* WORK TO DO *
Copy the data precisely, character for character, and leave out every picture.

* DATA SUPPLIED *
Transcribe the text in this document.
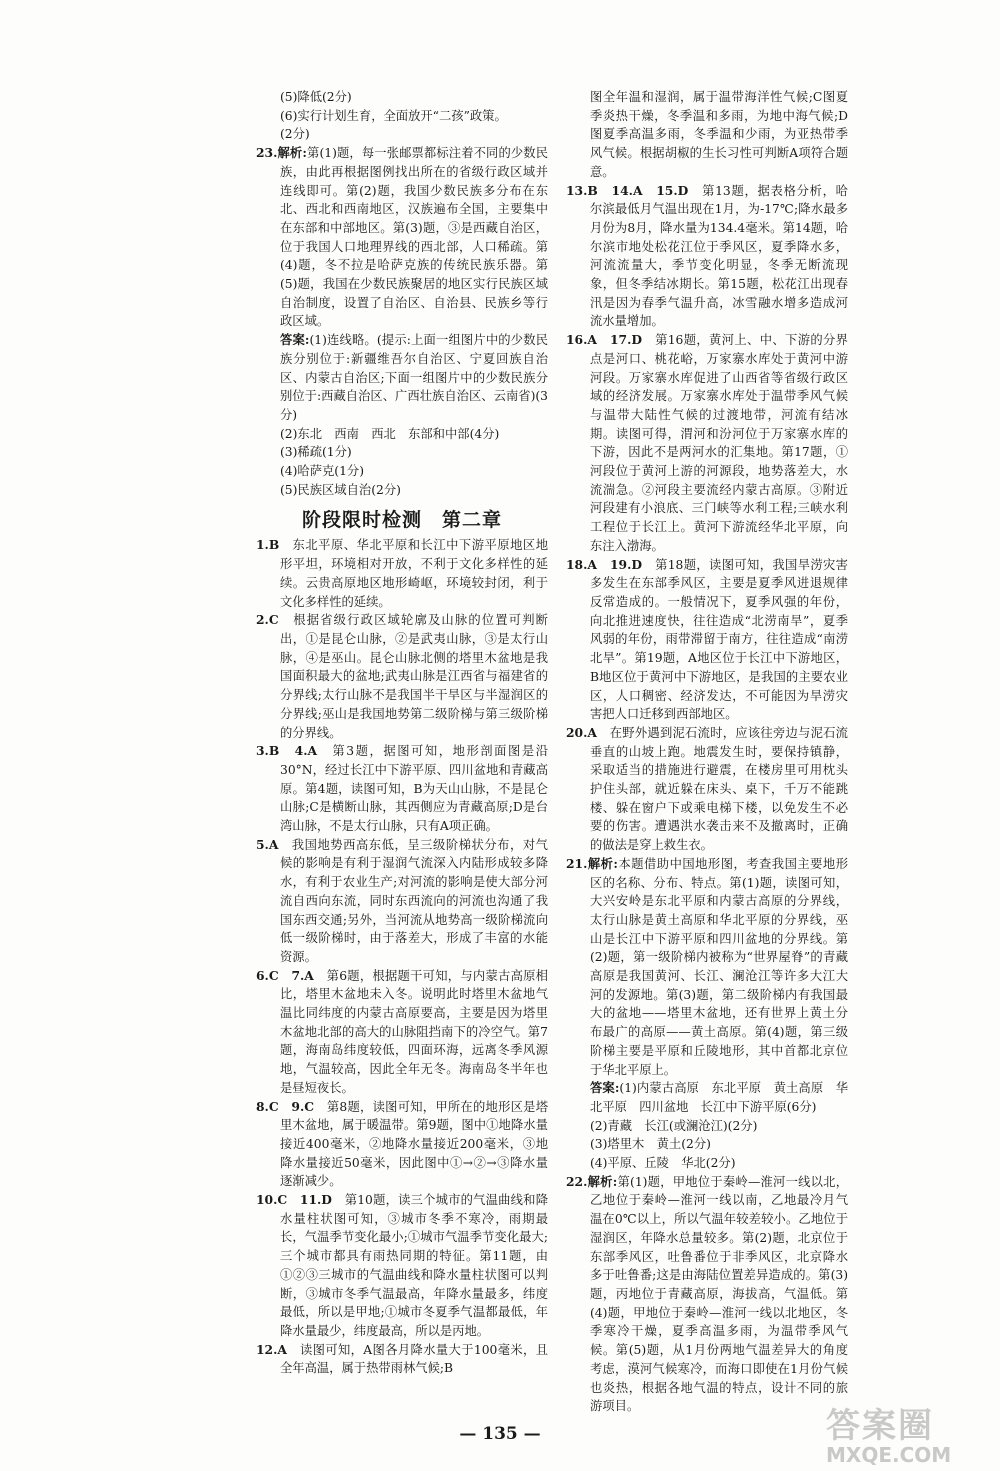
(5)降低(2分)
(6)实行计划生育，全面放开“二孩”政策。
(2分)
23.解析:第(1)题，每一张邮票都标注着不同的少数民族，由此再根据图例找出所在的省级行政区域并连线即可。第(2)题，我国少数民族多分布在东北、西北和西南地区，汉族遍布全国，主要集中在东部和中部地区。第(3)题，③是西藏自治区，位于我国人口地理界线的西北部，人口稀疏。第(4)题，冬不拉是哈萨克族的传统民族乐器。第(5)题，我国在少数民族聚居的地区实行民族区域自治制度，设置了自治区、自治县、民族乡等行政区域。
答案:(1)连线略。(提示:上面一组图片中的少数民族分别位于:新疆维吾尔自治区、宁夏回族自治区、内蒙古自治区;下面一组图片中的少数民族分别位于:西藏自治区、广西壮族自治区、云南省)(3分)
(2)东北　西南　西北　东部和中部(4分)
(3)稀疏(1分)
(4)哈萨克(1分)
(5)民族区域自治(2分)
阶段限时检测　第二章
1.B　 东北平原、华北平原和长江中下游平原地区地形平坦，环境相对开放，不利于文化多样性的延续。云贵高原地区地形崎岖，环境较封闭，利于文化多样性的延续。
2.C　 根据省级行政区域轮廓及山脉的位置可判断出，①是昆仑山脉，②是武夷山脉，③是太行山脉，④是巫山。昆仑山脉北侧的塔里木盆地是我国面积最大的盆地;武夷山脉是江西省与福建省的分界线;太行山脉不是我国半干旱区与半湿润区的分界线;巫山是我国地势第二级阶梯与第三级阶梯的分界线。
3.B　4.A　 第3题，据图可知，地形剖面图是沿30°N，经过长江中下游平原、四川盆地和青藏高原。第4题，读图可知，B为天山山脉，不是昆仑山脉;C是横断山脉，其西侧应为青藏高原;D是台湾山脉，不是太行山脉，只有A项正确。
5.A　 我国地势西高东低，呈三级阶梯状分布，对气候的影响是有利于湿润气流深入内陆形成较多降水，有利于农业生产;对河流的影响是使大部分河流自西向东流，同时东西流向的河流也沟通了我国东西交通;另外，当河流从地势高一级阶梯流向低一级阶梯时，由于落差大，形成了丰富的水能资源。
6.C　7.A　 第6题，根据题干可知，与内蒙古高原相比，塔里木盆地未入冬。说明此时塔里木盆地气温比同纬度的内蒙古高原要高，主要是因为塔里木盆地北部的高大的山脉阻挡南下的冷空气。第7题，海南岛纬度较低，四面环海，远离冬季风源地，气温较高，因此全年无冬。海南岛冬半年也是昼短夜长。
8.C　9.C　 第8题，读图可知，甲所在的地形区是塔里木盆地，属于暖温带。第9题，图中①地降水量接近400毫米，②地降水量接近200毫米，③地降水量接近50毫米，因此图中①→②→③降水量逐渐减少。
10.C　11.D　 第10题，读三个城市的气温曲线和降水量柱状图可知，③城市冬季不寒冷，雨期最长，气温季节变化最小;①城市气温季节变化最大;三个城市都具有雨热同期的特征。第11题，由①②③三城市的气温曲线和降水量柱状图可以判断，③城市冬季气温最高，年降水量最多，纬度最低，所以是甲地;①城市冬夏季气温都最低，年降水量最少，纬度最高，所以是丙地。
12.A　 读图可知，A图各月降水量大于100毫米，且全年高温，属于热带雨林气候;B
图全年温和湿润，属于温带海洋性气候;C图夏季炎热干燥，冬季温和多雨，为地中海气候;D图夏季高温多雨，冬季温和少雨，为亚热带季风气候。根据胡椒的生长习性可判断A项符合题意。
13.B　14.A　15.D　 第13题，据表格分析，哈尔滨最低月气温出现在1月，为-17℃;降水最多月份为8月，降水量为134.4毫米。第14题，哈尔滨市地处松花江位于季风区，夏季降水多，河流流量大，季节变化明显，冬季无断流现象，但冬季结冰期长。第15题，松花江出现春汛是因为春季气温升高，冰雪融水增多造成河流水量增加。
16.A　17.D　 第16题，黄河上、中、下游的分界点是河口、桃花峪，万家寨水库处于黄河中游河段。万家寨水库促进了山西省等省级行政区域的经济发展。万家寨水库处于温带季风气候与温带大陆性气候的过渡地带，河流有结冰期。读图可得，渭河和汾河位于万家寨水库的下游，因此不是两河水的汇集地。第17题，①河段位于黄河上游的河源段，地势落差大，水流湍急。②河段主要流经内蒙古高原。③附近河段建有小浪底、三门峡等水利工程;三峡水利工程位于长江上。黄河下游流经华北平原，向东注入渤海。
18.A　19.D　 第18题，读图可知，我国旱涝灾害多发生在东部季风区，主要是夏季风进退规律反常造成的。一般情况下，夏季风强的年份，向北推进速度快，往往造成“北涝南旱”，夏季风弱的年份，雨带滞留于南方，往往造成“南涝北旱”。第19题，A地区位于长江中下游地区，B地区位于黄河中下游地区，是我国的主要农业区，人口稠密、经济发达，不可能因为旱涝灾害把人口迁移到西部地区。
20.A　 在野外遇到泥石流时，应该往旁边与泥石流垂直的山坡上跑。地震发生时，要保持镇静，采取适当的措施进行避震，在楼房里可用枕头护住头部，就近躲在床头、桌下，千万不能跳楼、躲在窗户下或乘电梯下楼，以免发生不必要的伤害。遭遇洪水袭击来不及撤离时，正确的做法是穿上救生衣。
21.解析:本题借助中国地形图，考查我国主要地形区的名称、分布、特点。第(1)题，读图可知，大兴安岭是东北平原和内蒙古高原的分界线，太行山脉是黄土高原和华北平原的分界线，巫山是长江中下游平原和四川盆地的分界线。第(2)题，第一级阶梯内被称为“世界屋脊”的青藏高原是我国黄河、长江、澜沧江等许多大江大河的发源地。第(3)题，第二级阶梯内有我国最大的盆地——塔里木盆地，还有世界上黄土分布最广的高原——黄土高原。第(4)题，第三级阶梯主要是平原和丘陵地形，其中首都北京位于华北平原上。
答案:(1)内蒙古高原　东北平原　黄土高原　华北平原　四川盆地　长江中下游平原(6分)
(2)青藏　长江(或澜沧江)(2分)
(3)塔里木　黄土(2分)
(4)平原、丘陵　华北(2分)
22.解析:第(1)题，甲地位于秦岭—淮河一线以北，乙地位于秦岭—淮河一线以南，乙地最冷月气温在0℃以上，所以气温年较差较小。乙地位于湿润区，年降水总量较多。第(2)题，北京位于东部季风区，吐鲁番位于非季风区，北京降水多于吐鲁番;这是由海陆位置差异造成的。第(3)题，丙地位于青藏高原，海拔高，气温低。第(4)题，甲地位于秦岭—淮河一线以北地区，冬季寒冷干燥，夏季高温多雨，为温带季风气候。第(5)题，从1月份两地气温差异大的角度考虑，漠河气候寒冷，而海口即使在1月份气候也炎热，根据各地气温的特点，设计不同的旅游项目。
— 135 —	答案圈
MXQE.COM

* EXPECTED OUTPUT *
Transcribe the text in this document.
(5)降低(2分)
(6)实行计划生育，全面放开“二孩”政策。
(2分)
23.解析:第(1)题，每一张邮票都标注着不同的少数民族，由此再根据图例找出所在的省级行政区域并连线即可。第(2)题，我国少数民族多分布在东北、西北和西南地区，汉族遍布全国，主要集中在东部和中部地区。第(3)题，③是西藏自治区，位于我国人口地理界线的西北部，人口稀疏。第(4)题，冬不拉是哈萨克族的传统民族乐器。第(5)题，我国在少数民族聚居的地区实行民族区域自治制度，设置了自治区、自治县、民族乡等行政区域。
答案:(1)连线略。(提示:上面一组图片中的少数民族分别位于:新疆维吾尔自治区、宁夏回族自治区、内蒙古自治区;下面一组图片中的少数民族分别位于:西藏自治区、广西壮族自治区、云南省)(3分)
(2)东北　西南　西北　东部和中部(4分)
(3)稀疏(1分)
(4)哈萨克(1分)
(5)民族区域自治(2分)
阶段限时检测　第二章
1.B　 东北平原、华北平原和长江中下游平原地区地形平坦，环境相对开放，不利于文化多样性的延续。云贵高原地区地形崎岖，环境较封闭，利于文化多样性的延续。
2.C　 根据省级行政区域轮廓及山脉的位置可判断出，①是昆仑山脉，②是武夷山脉，③是太行山脉，④是巫山。昆仑山脉北侧的塔里木盆地是我国面积最大的盆地;武夷山脉是江西省与福建省的分界线;太行山脉不是我国半干旱区与半湿润区的分界线;巫山是我国地势第二级阶梯与第三级阶梯的分界线。
3.B　4.A　 第3题，据图可知，地形剖面图是沿30°N，经过长江中下游平原、四川盆地和青藏高原。第4题，读图可知，B为天山山脉，不是昆仑山脉;C是横断山脉，其西侧应为青藏高原;D是台湾山脉，不是太行山脉，只有A项正确。
5.A　 我国地势西高东低，呈三级阶梯状分布，对气候的影响是有利于湿润气流深入内陆形成较多降水，有利于农业生产;对河流的影响是使大部分河流自西向东流，同时东西流向的河流也沟通了我国东西交通;另外，当河流从地势高一级阶梯流向低一级阶梯时，由于落差大，形成了丰富的水能资源。
6.C　7.A　 第6题，根据题干可知，与内蒙古高原相比，塔里木盆地未入冬。说明此时塔里木盆地气温比同纬度的内蒙古高原要高，主要是因为塔里木盆地北部的高大的山脉阻挡南下的冷空气。第7题，海南岛纬度较低，四面环海，远离冬季风源地，气温较高，因此全年无冬。海南岛冬半年也是昼短夜长。
8.C　9.C　 第8题，读图可知，甲所在的地形区是塔里木盆地，属于暖温带。第9题，图中①地降水量接近400毫米，②地降水量接近200毫米，③地降水量接近50毫米，因此图中①→②→③降水量逐渐减少。
10.C　11.D　 第10题，读三个城市的气温曲线和降水量柱状图可知，③城市冬季不寒冷，雨期最长，气温季节变化最小;①城市气温季节变化最大;三个城市都具有雨热同期的特征。第11题，由①②③三城市的气温曲线和降水量柱状图可以判断，③城市冬季气温最高，年降水量最多，纬度最低，所以是甲地;①城市冬夏季气温都最低，年降水量最少，纬度最高，所以是丙地。
12.A　 读图可知，A图各月降水量大于100毫米，且全年高温，属于热带雨林气候;B
图全年温和湿润，属于温带海洋性气候;C图夏季炎热干燥，冬季温和多雨，为地中海气候;D图夏季高温多雨，冬季温和少雨，为亚热带季风气候。根据胡椒的生长习性可判断A项符合题意。
13.B　14.A　15.D　 第13题，据表格分析，哈尔滨最低月气温出现在1月，为-17℃;降水最多月份为8月，降水量为134.4毫米。第14题，哈尔滨市地处松花江位于季风区，夏季降水多，河流流量大，季节变化明显，冬季无断流现象，但冬季结冰期长。第15题，松花江出现春汛是因为春季气温升高，冰雪融水增多造成河流水量增加。
16.A　17.D　 第16题，黄河上、中、下游的分界点是河口、桃花峪，万家寨水库处于黄河中游河段。万家寨水库促进了山西省等省级行政区域的经济发展。万家寨水库处于温带季风气候与温带大陆性气候的过渡地带，河流有结冰期。读图可得，渭河和汾河位于万家寨水库的下游，因此不是两河水的汇集地。第17题，①河段位于黄河上游的河源段，地势落差大，水流湍急。②河段主要流经内蒙古高原。③附近河段建有小浪底、三门峡等水利工程;三峡水利工程位于长江上。黄河下游流经华北平原，向东注入渤海。
18.A　19.D　 第18题，读图可知，我国旱涝灾害多发生在东部季风区，主要是夏季风进退规律反常造成的。一般情况下，夏季风强的年份，向北推进速度快，往往造成“北涝南旱”，夏季风弱的年份，雨带滞留于南方，往往造成“南涝北旱”。第19题，A地区位于长江中下游地区，B地区位于黄河中下游地区，是我国的主要农业区，人口稠密、经济发达，不可能因为旱涝灾害把人口迁移到西部地区。
20.A　 在野外遇到泥石流时，应该往旁边与泥石流垂直的山坡上跑。地震发生时，要保持镇静，采取适当的措施进行避震，在楼房里可用枕头护住头部，就近躲在床头、桌下，千万不能跳楼、躲在窗户下或乘电梯下楼，以免发生不必要的伤害。遭遇洪水袭击来不及撤离时，正确的做法是穿上救生衣。
21.解析:本题借助中国地形图，考查我国主要地形区的名称、分布、特点。第(1)题，读图可知，大兴安岭是东北平原和内蒙古高原的分界线，太行山脉是黄土高原和华北平原的分界线，巫山是长江中下游平原和四川盆地的分界线。第(2)题，第一级阶梯内被称为“世界屋脊”的青藏高原是我国黄河、长江、澜沧江等许多大江大河的发源地。第(3)题，第二级阶梯内有我国最大的盆地——塔里木盆地，还有世界上黄土分布最广的高原——黄土高原。第(4)题，第三级阶梯主要是平原和丘陵地形，其中首都北京位于华北平原上。
答案:(1)内蒙古高原　东北平原　黄土高原　华北平原　四川盆地　长江中下游平原(6分)
(2)青藏　长江(或澜沧江)(2分)
(3)塔里木　黄土(2分)
(4)平原、丘陵　华北(2分)
22.解析:第(1)题，甲地位于秦岭—淮河一线以北，乙地位于秦岭—淮河一线以南，乙地最冷月气温在0℃以上，所以气温年较差较小。乙地位于湿润区，年降水总量较多。第(2)题，北京位于东部季风区，吐鲁番位于非季风区，北京降水多于吐鲁番;这是由海陆位置差异造成的。第(3)题，丙地位于青藏高原，海拔高，气温低。第(4)题，甲地位于秦岭—淮河一线以北地区，冬季寒冷干燥，夏季高温多雨，为温带季风气候。第(5)题，从1月份两地气温差异大的角度考虑，漠河气候寒冷，而海口即使在1月份气候也炎热，根据各地气温的特点，设计不同的旅游项目。
— 135 —	答案圈
MXQE.COM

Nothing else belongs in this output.